## Structured figure records
--- Start ---

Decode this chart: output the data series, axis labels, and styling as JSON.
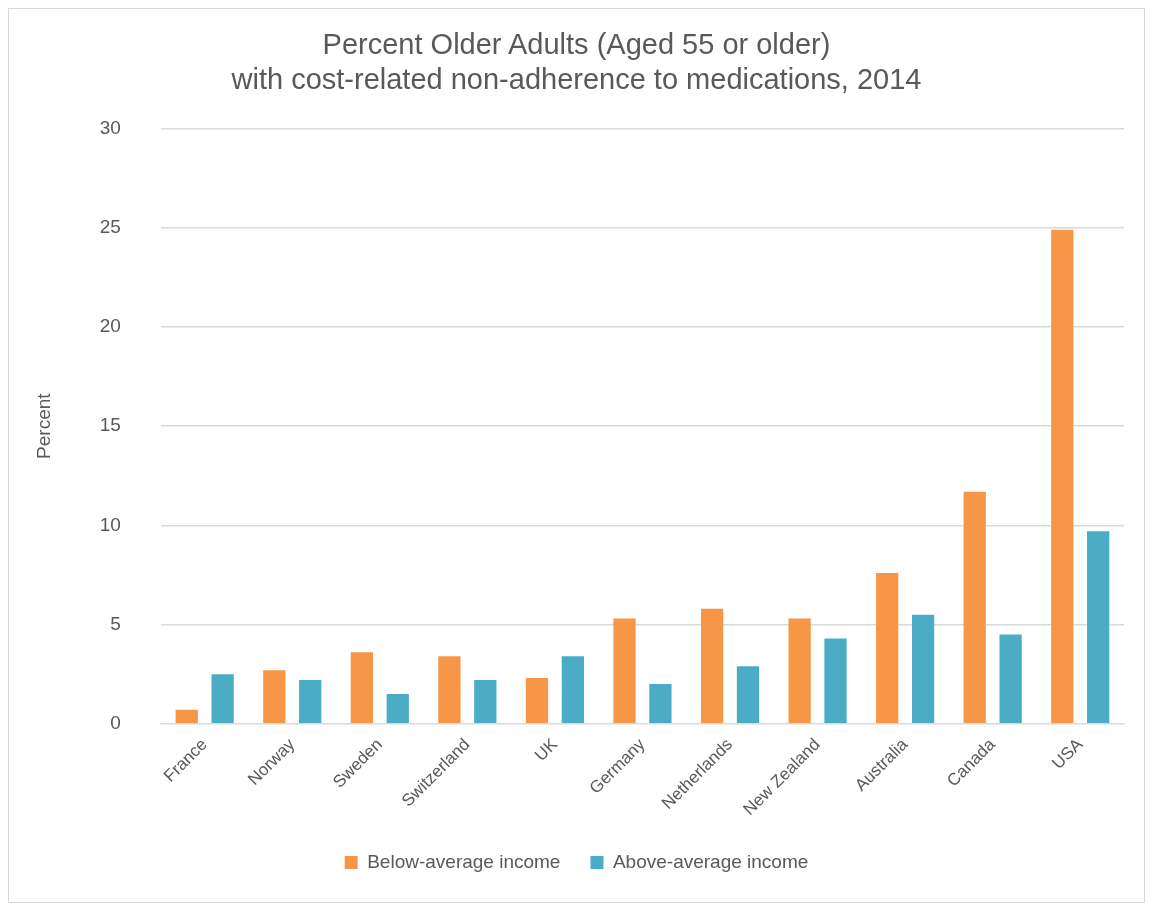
{
  "chart_data": {
    "type": "bar",
    "title": [
      "Percent Older Adults (Aged 55 or older)",
      "with cost-related non-adherence to medications, 2014"
    ],
    "ylabel": "Percent",
    "categories": [
      "France",
      "Norway",
      "Sweden",
      "Switzerland",
      "UK",
      "Germany",
      "Netherlands",
      "New Zealand",
      "Australia",
      "Canada",
      "USA"
    ],
    "series": [
      {
        "name": "Below-average income",
        "color": "#f79646",
        "values": [
          0.7,
          2.7,
          3.6,
          3.4,
          2.3,
          5.3,
          5.8,
          5.3,
          7.6,
          11.7,
          24.9
        ]
      },
      {
        "name": "Above-average income",
        "color": "#4bacc6",
        "values": [
          2.5,
          2.2,
          1.5,
          2.2,
          3.4,
          2.0,
          2.9,
          4.3,
          5.5,
          4.5,
          9.7
        ]
      }
    ],
    "ylim": [
      0,
      30
    ],
    "yticks": [
      0,
      5,
      10,
      15,
      20,
      25,
      30
    ],
    "grid": "y",
    "legend": "bottom"
  }
}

--- End ---

## REQUIREMENT
Each line above is to be copied verbatim. Drop any image from the copy.

## ANSWER TO THE PROBLEM
Decode this chart: output the data series, axis labels, and styling as JSON.
{
  "chart_data": {
    "type": "bar",
    "title": [
      "Percent Older Adults (Aged 55 or older)",
      "with cost-related non-adherence to medications, 2014"
    ],
    "ylabel": "Percent",
    "categories": [
      "France",
      "Norway",
      "Sweden",
      "Switzerland",
      "UK",
      "Germany",
      "Netherlands",
      "New Zealand",
      "Australia",
      "Canada",
      "USA"
    ],
    "series": [
      {
        "name": "Below-average income",
        "color": "#f79646",
        "values": [
          0.7,
          2.7,
          3.6,
          3.4,
          2.3,
          5.3,
          5.8,
          5.3,
          7.6,
          11.7,
          24.9
        ]
      },
      {
        "name": "Above-average income",
        "color": "#4bacc6",
        "values": [
          2.5,
          2.2,
          1.5,
          2.2,
          3.4,
          2.0,
          2.9,
          4.3,
          5.5,
          4.5,
          9.7
        ]
      }
    ],
    "ylim": [
      0,
      30
    ],
    "yticks": [
      0,
      5,
      10,
      15,
      20,
      25,
      30
    ],
    "grid": "y",
    "legend": "bottom"
  }
}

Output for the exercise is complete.